What is asked => Give every line of the material again, exactly as written.

Records for the exercise =>
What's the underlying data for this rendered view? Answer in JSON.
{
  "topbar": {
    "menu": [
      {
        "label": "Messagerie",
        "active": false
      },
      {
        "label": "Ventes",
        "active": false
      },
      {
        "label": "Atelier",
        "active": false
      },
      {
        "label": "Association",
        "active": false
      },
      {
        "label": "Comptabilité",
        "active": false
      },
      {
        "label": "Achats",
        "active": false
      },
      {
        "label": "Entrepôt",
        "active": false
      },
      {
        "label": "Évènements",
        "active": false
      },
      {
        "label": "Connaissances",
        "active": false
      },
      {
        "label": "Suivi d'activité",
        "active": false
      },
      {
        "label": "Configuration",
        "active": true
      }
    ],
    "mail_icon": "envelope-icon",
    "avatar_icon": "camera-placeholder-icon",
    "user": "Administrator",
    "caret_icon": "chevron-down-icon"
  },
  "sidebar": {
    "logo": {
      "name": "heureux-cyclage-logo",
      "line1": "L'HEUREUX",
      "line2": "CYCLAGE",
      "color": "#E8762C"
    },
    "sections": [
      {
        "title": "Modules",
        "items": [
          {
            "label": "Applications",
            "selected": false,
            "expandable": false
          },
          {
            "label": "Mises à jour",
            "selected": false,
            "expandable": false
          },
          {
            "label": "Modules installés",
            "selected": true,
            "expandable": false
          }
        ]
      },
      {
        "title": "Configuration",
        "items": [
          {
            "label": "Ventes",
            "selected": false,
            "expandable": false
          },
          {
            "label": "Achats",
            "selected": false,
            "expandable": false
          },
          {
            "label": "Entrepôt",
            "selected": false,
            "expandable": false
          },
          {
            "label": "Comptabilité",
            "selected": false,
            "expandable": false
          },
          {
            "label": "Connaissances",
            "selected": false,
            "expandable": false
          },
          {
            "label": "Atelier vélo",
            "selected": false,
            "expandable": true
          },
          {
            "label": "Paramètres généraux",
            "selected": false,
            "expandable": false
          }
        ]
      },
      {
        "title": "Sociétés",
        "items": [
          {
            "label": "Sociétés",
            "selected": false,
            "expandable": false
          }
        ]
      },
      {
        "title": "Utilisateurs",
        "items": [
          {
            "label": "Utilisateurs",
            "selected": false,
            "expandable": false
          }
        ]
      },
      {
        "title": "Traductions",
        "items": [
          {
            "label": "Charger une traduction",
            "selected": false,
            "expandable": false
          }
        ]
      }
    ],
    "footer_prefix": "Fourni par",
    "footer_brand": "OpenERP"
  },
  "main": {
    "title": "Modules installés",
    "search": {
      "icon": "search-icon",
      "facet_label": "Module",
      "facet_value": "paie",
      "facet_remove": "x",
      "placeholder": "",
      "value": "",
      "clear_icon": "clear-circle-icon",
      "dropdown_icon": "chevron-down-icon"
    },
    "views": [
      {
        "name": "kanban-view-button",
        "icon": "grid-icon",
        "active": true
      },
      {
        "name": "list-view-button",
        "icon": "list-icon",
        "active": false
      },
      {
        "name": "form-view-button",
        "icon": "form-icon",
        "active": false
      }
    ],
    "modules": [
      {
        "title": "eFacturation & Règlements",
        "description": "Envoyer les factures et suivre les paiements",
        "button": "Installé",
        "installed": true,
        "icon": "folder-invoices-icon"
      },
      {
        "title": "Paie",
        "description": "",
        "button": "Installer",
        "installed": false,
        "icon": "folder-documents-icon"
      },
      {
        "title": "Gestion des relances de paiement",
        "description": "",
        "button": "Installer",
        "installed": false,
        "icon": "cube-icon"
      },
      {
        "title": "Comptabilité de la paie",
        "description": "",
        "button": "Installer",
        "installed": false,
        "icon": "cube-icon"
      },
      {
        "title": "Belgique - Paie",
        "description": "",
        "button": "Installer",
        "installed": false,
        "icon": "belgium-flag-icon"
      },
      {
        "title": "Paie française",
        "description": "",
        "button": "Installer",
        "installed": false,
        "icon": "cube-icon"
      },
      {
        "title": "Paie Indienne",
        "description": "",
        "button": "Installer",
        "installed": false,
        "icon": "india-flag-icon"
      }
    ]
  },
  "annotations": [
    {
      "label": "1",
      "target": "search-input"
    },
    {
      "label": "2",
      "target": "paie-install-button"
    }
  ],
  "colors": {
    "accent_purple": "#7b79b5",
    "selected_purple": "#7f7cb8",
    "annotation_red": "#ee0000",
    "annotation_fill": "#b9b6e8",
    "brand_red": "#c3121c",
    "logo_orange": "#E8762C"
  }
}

Reply to the task =>
What's the underlying data for this rendered view? Answer in JSON.
{
  "topbar": {
    "menu": [
      {
        "label": "Messagerie",
        "active": false
      },
      {
        "label": "Ventes",
        "active": false
      },
      {
        "label": "Atelier",
        "active": false
      },
      {
        "label": "Association",
        "active": false
      },
      {
        "label": "Comptabilité",
        "active": false
      },
      {
        "label": "Achats",
        "active": false
      },
      {
        "label": "Entrepôt",
        "active": false
      },
      {
        "label": "Évènements",
        "active": false
      },
      {
        "label": "Connaissances",
        "active": false
      },
      {
        "label": "Suivi d'activité",
        "active": false
      },
      {
        "label": "Configuration",
        "active": true
      }
    ],
    "mail_icon": "envelope-icon",
    "avatar_icon": "camera-placeholder-icon",
    "user": "Administrator",
    "caret_icon": "chevron-down-icon"
  },
  "sidebar": {
    "logo": {
      "name": "heureux-cyclage-logo",
      "line1": "L'HEUREUX",
      "line2": "CYCLAGE",
      "color": "#E8762C"
    },
    "sections": [
      {
        "title": "Modules",
        "items": [
          {
            "label": "Applications",
            "selected": false,
            "expandable": false
          },
          {
            "label": "Mises à jour",
            "selected": false,
            "expandable": false
          },
          {
            "label": "Modules installés",
            "selected": true,
            "expandable": false
          }
        ]
      },
      {
        "title": "Configuration",
        "items": [
          {
            "label": "Ventes",
            "selected": false,
            "expandable": false
          },
          {
            "label": "Achats",
            "selected": false,
            "expandable": false
          },
          {
            "label": "Entrepôt",
            "selected": false,
            "expandable": false
          },
          {
            "label": "Comptabilité",
            "selected": false,
            "expandable": false
          },
          {
            "label": "Connaissances",
            "selected": false,
            "expandable": false
          },
          {
            "label": "Atelier vélo",
            "selected": false,
            "expandable": true
          },
          {
            "label": "Paramètres généraux",
            "selected": false,
            "expandable": false
          }
        ]
      },
      {
        "title": "Sociétés",
        "items": [
          {
            "label": "Sociétés",
            "selected": false,
            "expandable": false
          }
        ]
      },
      {
        "title": "Utilisateurs",
        "items": [
          {
            "label": "Utilisateurs",
            "selected": false,
            "expandable": false
          }
        ]
      },
      {
        "title": "Traductions",
        "items": [
          {
            "label": "Charger une traduction",
            "selected": false,
            "expandable": false
          }
        ]
      }
    ],
    "footer_prefix": "Fourni par",
    "footer_brand": "OpenERP"
  },
  "main": {
    "title": "Modules installés",
    "search": {
      "icon": "search-icon",
      "facet_label": "Module",
      "facet_value": "paie",
      "facet_remove": "x",
      "placeholder": "",
      "value": "",
      "clear_icon": "clear-circle-icon",
      "dropdown_icon": "chevron-down-icon"
    },
    "views": [
      {
        "name": "kanban-view-button",
        "icon": "grid-icon",
        "active": true
      },
      {
        "name": "list-view-button",
        "icon": "list-icon",
        "active": false
      },
      {
        "name": "form-view-button",
        "icon": "form-icon",
        "active": false
      }
    ],
    "modules": [
      {
        "title": "eFacturation & Règlements",
        "description": "Envoyer les factures et suivre les paiements",
        "button": "Installé",
        "installed": true,
        "icon": "folder-invoices-icon"
      },
      {
        "title": "Paie",
        "description": "",
        "button": "Installer",
        "installed": false,
        "icon": "folder-documents-icon"
      },
      {
        "title": "Gestion des relances de paiement",
        "description": "",
        "button": "Installer",
        "installed": false,
        "icon": "cube-icon"
      },
      {
        "title": "Comptabilité de la paie",
        "description": "",
        "button": "Installer",
        "installed": false,
        "icon": "cube-icon"
      },
      {
        "title": "Belgique - Paie",
        "description": "",
        "button": "Installer",
        "installed": false,
        "icon": "belgium-flag-icon"
      },
      {
        "title": "Paie française",
        "description": "",
        "button": "Installer",
        "installed": false,
        "icon": "cube-icon"
      },
      {
        "title": "Paie Indienne",
        "description": "",
        "button": "Installer",
        "installed": false,
        "icon": "india-flag-icon"
      }
    ]
  },
  "annotations": [
    {
      "label": "1",
      "target": "search-input"
    },
    {
      "label": "2",
      "target": "paie-install-button"
    }
  ],
  "colors": {
    "accent_purple": "#7b79b5",
    "selected_purple": "#7f7cb8",
    "annotation_red": "#ee0000",
    "annotation_fill": "#b9b6e8",
    "brand_red": "#c3121c",
    "logo_orange": "#E8762C"
  }
}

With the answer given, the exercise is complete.